Raw records:
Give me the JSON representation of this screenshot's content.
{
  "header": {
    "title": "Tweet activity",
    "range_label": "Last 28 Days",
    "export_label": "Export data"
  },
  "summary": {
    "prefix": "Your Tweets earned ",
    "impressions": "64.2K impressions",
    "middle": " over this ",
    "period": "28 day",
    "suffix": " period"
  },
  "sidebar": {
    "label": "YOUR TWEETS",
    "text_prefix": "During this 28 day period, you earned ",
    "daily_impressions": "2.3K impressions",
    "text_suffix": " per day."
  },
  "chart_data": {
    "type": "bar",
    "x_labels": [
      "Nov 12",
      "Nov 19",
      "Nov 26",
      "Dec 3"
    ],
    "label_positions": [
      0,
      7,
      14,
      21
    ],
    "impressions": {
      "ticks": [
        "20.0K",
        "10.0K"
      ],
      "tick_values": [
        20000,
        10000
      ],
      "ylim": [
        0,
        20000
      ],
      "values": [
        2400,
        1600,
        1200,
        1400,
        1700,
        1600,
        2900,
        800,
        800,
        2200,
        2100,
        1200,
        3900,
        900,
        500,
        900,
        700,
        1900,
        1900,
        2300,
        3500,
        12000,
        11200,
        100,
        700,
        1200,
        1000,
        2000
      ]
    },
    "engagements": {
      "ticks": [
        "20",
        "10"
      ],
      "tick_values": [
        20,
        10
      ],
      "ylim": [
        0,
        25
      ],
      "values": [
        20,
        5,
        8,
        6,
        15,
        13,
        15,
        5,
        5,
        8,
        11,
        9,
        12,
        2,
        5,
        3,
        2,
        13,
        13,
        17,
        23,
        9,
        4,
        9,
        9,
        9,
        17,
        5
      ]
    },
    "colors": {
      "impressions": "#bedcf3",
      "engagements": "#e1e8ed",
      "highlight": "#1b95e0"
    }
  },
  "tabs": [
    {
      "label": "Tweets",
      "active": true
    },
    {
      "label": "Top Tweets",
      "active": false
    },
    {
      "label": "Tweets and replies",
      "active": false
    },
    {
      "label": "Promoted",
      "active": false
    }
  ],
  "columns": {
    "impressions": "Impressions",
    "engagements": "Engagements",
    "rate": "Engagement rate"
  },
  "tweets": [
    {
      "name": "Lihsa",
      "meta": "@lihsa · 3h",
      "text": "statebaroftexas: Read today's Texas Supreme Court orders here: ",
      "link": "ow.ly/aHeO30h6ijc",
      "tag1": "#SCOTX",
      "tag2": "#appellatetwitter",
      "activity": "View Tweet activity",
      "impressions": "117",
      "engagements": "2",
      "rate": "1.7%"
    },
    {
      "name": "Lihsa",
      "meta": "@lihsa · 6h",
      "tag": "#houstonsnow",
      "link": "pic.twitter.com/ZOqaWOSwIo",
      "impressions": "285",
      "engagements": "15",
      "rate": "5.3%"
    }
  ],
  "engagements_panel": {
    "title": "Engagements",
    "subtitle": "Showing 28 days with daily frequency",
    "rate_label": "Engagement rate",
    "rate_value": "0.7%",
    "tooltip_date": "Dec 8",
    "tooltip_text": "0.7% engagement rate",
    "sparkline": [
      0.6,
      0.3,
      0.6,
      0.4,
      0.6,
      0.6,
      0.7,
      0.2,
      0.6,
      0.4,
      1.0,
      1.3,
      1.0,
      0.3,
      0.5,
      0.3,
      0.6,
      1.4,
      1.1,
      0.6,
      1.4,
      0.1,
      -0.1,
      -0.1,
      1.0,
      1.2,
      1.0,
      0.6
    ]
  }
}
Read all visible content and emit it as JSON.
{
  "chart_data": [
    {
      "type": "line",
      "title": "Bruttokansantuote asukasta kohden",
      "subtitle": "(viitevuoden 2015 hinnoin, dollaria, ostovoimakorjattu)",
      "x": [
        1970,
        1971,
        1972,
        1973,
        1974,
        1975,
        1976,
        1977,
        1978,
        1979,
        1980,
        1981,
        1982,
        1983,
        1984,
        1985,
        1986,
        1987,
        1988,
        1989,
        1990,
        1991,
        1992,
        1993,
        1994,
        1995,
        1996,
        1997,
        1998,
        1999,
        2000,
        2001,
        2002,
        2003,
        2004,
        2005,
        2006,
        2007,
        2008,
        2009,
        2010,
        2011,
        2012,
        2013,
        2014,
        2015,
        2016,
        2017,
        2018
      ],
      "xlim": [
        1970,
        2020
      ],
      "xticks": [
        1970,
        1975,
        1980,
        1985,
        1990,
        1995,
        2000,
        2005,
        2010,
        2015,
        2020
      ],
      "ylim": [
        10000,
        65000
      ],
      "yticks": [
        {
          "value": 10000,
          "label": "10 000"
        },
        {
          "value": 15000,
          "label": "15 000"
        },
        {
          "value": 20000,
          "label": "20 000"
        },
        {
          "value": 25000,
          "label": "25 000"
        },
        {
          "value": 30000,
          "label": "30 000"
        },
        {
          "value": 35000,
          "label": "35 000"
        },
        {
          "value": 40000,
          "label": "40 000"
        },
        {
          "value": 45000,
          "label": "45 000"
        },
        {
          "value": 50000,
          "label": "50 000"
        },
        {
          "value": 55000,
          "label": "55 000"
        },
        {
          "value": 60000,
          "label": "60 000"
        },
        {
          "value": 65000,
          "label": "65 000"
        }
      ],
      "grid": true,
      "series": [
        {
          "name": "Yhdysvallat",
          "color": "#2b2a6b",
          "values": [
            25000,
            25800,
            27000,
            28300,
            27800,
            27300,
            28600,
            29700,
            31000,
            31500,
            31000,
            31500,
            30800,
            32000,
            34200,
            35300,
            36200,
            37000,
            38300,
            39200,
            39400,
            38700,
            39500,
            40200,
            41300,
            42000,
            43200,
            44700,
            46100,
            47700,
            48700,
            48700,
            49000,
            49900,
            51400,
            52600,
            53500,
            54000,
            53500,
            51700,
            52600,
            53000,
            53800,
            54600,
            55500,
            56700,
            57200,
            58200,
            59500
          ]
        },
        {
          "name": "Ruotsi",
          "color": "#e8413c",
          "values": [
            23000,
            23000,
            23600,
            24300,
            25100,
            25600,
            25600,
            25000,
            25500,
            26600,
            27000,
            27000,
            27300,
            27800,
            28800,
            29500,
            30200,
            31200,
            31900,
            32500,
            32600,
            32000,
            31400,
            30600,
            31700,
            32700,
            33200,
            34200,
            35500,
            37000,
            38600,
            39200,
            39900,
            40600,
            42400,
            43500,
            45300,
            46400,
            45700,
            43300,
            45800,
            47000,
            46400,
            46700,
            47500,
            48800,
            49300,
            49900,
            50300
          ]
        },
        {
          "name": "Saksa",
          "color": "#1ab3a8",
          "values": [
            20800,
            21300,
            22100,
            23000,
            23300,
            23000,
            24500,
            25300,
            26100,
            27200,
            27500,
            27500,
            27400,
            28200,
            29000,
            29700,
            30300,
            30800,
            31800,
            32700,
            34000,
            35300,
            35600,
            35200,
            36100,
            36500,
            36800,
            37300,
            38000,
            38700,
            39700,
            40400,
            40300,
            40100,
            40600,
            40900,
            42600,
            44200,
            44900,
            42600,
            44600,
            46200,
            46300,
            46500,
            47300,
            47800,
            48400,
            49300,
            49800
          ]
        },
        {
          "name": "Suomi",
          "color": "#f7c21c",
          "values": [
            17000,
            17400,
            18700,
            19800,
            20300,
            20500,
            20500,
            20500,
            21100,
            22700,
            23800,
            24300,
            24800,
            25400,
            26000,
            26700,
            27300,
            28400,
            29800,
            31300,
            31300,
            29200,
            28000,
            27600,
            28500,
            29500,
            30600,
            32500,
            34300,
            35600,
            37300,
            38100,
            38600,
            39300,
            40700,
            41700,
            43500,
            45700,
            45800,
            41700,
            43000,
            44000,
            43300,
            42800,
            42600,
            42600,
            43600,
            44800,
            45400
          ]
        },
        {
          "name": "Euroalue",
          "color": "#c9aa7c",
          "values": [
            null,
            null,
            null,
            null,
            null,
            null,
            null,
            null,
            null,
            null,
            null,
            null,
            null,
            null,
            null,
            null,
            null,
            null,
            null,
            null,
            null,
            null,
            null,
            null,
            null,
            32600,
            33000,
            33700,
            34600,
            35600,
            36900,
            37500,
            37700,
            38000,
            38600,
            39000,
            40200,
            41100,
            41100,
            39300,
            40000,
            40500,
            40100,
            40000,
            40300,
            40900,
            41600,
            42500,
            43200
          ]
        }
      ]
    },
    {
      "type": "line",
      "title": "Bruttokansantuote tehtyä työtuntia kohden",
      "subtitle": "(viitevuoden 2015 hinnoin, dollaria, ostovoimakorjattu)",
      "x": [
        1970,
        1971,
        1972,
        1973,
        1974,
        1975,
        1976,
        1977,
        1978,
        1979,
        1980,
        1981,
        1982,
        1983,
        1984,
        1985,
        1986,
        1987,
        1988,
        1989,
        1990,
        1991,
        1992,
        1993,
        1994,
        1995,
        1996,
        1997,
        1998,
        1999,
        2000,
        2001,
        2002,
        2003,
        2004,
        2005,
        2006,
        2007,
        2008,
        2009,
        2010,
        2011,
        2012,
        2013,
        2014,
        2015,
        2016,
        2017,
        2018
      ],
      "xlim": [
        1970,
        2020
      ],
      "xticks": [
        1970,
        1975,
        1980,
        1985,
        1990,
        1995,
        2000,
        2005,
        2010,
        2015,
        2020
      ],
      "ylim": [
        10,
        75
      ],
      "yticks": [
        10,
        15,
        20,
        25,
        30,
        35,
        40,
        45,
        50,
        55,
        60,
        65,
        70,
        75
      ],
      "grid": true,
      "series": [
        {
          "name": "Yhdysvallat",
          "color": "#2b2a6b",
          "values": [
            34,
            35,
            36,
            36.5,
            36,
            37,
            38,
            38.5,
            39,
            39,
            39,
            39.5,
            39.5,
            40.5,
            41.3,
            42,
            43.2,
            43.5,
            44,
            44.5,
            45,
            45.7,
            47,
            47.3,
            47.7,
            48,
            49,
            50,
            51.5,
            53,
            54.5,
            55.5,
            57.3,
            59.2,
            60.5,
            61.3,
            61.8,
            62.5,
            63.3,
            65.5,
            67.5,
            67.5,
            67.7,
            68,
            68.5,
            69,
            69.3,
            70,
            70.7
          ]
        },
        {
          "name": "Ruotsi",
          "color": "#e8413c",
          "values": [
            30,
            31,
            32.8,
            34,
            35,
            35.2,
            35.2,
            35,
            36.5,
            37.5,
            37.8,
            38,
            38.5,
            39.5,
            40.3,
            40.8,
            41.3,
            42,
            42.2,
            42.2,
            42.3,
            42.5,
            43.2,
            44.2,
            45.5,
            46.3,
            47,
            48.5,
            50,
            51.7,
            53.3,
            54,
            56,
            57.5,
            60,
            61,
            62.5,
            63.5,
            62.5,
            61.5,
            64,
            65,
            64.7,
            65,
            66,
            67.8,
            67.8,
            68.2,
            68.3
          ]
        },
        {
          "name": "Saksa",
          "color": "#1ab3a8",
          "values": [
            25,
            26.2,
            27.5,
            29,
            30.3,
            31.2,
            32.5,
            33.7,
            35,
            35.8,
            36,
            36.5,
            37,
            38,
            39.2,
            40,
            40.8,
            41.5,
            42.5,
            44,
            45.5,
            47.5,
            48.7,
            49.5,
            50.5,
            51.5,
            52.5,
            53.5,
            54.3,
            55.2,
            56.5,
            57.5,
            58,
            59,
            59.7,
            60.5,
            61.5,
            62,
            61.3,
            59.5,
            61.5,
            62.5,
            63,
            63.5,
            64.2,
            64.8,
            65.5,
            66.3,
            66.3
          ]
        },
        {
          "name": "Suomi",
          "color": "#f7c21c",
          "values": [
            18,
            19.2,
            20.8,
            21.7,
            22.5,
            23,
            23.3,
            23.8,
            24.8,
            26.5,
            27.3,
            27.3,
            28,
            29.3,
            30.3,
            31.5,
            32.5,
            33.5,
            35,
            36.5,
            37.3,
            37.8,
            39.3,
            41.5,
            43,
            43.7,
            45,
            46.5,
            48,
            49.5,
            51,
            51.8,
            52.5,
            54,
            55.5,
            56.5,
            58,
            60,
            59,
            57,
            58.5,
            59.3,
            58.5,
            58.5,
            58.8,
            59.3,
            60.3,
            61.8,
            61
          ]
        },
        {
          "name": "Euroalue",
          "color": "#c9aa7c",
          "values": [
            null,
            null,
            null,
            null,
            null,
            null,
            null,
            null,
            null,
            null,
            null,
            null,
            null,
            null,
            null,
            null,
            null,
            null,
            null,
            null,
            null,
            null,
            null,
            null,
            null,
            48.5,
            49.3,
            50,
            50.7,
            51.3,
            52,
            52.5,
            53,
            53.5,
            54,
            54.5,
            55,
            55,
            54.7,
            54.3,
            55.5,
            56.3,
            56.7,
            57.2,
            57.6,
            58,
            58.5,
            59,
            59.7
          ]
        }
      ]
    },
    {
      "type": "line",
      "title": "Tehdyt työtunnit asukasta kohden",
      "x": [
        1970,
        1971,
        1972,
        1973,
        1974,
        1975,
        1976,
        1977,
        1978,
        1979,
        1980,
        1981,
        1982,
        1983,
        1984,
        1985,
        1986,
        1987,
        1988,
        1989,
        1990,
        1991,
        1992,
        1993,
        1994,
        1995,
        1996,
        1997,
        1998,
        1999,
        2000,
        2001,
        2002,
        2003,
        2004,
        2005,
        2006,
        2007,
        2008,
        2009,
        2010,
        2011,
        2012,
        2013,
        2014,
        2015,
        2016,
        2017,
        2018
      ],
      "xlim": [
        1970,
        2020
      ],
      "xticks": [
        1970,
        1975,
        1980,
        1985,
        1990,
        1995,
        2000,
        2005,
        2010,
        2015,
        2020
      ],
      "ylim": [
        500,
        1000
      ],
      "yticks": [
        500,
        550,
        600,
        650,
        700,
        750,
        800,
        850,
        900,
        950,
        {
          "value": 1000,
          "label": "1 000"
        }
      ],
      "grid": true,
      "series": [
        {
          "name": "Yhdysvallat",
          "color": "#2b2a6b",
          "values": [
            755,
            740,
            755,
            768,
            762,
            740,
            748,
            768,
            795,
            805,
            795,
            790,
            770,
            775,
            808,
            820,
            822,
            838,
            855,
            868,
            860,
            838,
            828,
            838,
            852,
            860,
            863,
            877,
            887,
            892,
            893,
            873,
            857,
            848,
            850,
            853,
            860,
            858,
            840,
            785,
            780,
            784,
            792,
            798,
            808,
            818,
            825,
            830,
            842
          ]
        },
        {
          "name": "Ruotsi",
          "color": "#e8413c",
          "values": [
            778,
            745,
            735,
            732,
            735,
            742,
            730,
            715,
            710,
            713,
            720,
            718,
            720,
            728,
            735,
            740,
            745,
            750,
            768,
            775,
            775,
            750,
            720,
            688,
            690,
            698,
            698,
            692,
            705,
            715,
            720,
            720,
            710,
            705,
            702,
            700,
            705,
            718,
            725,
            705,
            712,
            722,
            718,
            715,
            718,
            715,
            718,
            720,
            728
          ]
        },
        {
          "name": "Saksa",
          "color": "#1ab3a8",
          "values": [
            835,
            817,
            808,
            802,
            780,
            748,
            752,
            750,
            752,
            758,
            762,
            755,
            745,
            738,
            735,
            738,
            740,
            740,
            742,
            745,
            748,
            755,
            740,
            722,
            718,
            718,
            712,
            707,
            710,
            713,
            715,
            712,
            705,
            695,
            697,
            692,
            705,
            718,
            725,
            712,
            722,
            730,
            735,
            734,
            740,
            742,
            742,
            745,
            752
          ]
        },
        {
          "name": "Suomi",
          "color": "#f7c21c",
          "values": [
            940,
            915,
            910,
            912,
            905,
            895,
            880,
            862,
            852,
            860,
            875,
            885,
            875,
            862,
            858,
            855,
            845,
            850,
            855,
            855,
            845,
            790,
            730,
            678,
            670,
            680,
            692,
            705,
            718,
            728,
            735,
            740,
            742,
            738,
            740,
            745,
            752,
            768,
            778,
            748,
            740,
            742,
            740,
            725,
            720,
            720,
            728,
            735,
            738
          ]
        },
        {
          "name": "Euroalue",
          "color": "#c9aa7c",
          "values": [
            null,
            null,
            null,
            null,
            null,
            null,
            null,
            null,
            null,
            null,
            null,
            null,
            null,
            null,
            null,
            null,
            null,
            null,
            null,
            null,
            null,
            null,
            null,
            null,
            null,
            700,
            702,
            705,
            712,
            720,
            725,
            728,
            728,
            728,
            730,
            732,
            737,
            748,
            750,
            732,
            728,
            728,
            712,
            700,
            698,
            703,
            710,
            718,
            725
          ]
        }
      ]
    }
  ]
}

Work required:
Find the count of lines in the data above where the string "period" occurs. Provide that number alone.

Correct response:
3